→ **Directive**
Among the lines below, count those with "entschieden". Give the total alone.

→ **Task inputs**
━━━━━━━━━━

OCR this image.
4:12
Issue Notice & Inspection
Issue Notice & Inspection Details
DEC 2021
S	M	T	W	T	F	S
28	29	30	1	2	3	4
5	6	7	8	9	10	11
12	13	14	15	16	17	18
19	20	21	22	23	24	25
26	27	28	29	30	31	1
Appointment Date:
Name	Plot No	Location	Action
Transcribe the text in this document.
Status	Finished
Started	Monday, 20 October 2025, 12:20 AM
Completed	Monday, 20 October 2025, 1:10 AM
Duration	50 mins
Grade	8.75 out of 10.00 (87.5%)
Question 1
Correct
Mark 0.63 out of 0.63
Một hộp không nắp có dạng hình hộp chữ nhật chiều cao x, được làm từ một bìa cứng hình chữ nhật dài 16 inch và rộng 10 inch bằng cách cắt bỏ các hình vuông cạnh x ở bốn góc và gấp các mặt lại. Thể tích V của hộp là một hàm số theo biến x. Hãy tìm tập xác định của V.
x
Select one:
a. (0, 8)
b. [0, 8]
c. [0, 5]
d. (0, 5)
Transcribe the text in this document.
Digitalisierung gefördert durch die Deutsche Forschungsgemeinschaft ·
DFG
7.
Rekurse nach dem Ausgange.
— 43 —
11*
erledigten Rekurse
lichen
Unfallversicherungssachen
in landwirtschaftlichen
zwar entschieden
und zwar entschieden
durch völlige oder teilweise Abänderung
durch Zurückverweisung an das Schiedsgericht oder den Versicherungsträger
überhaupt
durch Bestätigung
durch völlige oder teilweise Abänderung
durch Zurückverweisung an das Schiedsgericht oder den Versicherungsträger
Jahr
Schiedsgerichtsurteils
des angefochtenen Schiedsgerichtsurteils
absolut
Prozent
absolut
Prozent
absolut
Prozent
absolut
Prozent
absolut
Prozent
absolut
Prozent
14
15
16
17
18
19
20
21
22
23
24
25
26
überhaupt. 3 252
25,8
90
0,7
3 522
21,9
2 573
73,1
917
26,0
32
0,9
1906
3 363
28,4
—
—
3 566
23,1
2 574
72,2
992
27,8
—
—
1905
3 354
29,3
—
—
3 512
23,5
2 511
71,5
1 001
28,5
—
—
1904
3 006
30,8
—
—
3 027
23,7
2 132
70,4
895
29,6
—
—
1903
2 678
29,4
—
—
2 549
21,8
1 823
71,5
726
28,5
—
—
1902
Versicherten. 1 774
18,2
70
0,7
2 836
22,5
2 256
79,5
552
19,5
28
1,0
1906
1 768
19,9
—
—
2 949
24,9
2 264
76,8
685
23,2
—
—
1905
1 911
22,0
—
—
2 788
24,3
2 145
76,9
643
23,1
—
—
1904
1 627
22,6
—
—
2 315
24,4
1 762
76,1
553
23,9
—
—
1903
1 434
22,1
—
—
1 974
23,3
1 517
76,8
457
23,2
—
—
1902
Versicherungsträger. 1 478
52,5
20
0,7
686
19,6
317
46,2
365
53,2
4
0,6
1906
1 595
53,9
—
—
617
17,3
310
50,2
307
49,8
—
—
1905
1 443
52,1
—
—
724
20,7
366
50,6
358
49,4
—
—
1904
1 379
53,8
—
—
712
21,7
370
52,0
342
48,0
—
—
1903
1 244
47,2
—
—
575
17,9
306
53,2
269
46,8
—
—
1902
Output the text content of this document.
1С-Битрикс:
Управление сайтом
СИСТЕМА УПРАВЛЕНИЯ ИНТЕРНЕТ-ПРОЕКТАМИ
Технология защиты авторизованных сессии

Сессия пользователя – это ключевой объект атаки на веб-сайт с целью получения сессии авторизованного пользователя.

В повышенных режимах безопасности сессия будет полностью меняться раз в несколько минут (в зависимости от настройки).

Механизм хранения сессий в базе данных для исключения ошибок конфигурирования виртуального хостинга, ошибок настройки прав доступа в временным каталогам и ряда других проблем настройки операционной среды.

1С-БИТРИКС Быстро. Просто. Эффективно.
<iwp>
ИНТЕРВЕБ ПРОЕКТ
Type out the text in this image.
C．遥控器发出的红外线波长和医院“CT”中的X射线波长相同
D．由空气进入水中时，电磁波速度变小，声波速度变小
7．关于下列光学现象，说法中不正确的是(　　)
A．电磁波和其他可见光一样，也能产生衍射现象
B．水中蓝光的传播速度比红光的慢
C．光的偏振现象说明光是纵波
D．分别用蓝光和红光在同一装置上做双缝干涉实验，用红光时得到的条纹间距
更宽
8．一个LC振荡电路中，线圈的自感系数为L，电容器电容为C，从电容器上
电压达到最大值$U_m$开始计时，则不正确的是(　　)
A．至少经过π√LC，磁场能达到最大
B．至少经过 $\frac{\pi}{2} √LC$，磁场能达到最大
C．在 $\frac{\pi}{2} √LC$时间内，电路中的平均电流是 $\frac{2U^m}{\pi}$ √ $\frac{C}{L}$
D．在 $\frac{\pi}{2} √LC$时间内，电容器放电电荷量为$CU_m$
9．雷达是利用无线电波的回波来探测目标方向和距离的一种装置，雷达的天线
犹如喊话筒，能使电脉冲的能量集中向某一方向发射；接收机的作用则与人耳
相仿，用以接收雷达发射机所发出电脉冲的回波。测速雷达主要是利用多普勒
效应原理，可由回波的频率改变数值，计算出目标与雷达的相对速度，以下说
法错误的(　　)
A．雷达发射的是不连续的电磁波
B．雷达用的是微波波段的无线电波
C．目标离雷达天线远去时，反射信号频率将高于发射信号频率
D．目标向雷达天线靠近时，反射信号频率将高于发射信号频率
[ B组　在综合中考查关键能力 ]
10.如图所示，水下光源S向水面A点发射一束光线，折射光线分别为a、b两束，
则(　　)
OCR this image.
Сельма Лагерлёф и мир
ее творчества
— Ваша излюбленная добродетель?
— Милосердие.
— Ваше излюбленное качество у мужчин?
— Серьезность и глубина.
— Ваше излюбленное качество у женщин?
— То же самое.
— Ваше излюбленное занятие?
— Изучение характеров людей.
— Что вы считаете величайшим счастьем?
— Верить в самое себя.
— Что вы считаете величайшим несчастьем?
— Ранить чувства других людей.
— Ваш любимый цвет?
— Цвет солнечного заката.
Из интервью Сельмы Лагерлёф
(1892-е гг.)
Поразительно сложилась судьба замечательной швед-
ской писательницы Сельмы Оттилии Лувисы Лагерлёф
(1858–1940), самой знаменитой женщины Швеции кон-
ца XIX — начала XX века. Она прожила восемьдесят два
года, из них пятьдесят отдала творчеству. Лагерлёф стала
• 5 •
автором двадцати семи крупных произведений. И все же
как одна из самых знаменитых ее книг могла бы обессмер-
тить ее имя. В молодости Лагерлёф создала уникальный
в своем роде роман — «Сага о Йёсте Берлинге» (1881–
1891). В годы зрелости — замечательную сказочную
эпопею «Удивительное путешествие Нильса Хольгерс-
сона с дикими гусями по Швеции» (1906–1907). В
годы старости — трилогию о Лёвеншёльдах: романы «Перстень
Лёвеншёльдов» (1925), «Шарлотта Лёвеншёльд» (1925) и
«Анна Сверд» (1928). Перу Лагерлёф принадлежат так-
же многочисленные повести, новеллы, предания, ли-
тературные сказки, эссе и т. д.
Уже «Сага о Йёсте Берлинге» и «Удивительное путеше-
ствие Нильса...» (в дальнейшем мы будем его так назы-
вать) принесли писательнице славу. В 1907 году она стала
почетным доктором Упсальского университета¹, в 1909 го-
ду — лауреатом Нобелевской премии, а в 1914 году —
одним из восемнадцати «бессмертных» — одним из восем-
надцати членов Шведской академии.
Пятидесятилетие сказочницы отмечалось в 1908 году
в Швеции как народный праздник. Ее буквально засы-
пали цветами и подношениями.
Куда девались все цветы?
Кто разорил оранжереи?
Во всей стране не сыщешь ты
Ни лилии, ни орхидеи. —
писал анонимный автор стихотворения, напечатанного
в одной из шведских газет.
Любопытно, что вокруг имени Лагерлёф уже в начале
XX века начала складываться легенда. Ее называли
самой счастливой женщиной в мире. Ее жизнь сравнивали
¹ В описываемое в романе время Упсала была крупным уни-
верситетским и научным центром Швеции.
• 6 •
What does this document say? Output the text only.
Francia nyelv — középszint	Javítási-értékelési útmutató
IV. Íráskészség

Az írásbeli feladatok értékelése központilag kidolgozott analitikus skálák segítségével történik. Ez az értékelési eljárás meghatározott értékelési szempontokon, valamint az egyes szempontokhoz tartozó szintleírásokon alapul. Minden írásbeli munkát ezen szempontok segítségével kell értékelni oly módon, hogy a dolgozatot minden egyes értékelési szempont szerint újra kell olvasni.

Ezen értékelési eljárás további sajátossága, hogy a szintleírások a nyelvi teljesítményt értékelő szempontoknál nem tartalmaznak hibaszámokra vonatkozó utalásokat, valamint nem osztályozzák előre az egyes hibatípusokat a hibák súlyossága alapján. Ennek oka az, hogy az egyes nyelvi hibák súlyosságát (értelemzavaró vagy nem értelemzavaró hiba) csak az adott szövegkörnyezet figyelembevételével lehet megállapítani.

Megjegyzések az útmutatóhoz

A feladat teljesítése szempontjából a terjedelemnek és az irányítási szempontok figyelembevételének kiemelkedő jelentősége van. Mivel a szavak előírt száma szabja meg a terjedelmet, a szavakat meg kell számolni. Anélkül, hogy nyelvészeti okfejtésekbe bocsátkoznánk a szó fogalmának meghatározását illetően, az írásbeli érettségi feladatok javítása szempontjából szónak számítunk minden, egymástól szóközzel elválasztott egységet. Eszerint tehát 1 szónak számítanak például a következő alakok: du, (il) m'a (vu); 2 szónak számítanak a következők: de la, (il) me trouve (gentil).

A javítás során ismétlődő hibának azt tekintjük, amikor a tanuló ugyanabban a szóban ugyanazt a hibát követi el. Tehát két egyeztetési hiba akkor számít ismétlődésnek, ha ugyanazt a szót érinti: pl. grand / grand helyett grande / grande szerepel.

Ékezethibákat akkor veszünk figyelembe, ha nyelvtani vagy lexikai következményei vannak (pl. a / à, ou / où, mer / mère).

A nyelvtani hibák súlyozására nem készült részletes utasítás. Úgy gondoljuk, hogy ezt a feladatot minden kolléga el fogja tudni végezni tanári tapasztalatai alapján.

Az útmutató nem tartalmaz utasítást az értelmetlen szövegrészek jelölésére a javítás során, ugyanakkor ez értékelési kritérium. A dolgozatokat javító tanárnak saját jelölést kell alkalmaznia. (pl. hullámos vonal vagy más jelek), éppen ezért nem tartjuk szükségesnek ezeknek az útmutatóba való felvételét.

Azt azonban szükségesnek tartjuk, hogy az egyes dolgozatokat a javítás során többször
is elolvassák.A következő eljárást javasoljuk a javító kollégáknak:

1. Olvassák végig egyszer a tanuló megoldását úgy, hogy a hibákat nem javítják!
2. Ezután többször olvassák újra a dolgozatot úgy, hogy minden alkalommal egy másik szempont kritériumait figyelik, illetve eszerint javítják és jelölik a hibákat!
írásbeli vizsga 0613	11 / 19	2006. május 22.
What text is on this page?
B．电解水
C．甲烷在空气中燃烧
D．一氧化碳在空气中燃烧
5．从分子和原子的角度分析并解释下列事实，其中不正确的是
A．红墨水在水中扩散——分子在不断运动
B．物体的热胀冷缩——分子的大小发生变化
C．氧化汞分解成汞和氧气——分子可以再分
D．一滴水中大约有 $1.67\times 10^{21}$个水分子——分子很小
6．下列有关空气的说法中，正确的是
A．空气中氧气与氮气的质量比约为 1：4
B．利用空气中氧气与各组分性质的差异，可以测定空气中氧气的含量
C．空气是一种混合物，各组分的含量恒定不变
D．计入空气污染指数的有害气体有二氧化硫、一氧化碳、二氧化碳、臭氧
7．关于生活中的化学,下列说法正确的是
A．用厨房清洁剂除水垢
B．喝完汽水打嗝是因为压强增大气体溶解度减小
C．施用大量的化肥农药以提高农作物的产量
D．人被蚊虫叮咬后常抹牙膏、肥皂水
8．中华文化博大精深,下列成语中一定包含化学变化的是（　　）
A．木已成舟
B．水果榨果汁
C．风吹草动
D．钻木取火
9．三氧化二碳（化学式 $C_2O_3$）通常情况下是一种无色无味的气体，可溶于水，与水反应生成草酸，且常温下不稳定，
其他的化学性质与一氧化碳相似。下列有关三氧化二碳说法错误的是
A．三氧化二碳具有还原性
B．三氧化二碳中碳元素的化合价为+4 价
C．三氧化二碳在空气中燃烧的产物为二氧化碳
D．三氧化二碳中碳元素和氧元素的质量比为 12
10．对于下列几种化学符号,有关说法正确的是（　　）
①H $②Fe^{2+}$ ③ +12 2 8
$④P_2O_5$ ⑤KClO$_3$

━━━━━━━━━━

→ **Written answer**
2